___ Given data

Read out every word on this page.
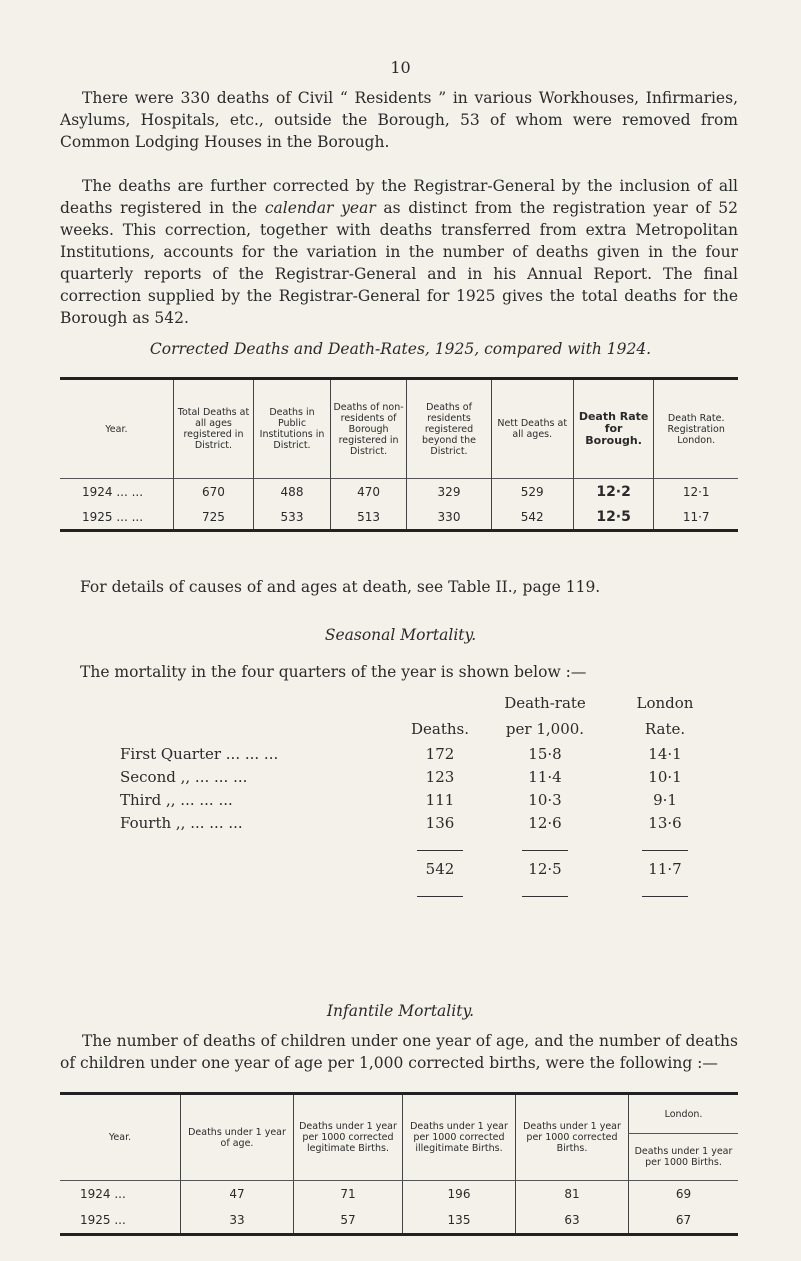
10
There were 330 deaths of Civil “ Residents ” in various Workhouses, Infirmaries, Asylums, Hospitals, etc., outside the Borough, 53 of whom were removed from Common Lodging Houses in the Borough.
The deaths are further corrected by the Registrar-General by the inclusion of all deaths registered in the calendar year as distinct from the registration year of 52 weeks. This correction, together with deaths transferred from extra Metropolitan Institutions, accounts for the variation in the number of deaths given in the four quarterly reports of the Registrar-General and in his Annual Report. The final correction supplied by the Registrar-General for 1925 gives the total deaths for the Borough as 542.
Corrected Deaths and Death-Rates, 1925, compared with 1924.
Year.	Total Deaths at all ages registered in District.	Deaths in Public Institutions in District.	Deaths of non-residents of Borough registered in District.	Deaths of residents registered beyond the District.	Nett Deaths at all ages.	Death Rate for Borough.	Death Rate. Registration London.
1924 ... ...	670	488	470	329	529	12·2	12·1
1925 ... ...	725	533	513	330	542	12·5	11·7
For details of causes of and ages at death, see Table II., page 119.
Seasonal Mortality.
The mortality in the four quarters of the year is shown below :—
		Death-rate	London
	Deaths.	per 1,000.	Rate.
First Quarter ... ... ...	172	15·8	14·1
Second ,, ... ... ...	123	11·4	10·1
Third ,, ... ... ...	111	10·3	9·1
Fourth ,, ... ... ...	136	12·6	13·6

	542	12·5	11·7

Infantile Mortality.
The number of deaths of children under one year of age, and the number of deaths of children under one year of age per 1,000 corrected births, were the following :—
Year.	Deaths under 1 year of age.	Deaths under 1 year per 1000 corrected legitimate Births.	Deaths under 1 year per 1000 corrected illegitimate Births.	Deaths under 1 year per 1000 corrected Births.	London.
					Deaths under 1 year per 1000 Births.

1924 ...	47	71	196	81	69
1925 ...	33	57	135	63	67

______

**Challenge:** Copy every line above in which the string "with" shows up.

**Solved problem:**
The deaths are further corrected by the Registrar-General by the inclusion of all deaths registered in the calendar year as distinct from the registration year of 52 weeks. This correction, together with deaths transferred from extra Metropolitan Institutions, accounts for the variation in the number of deaths given in the four quarterly reports of the Registrar-General and in his Annual Report. The final correction supplied by the Registrar-General for 1925 gives the total deaths for the Borough as 542.
Corrected Deaths and Death-Rates, 1925, compared with 1924.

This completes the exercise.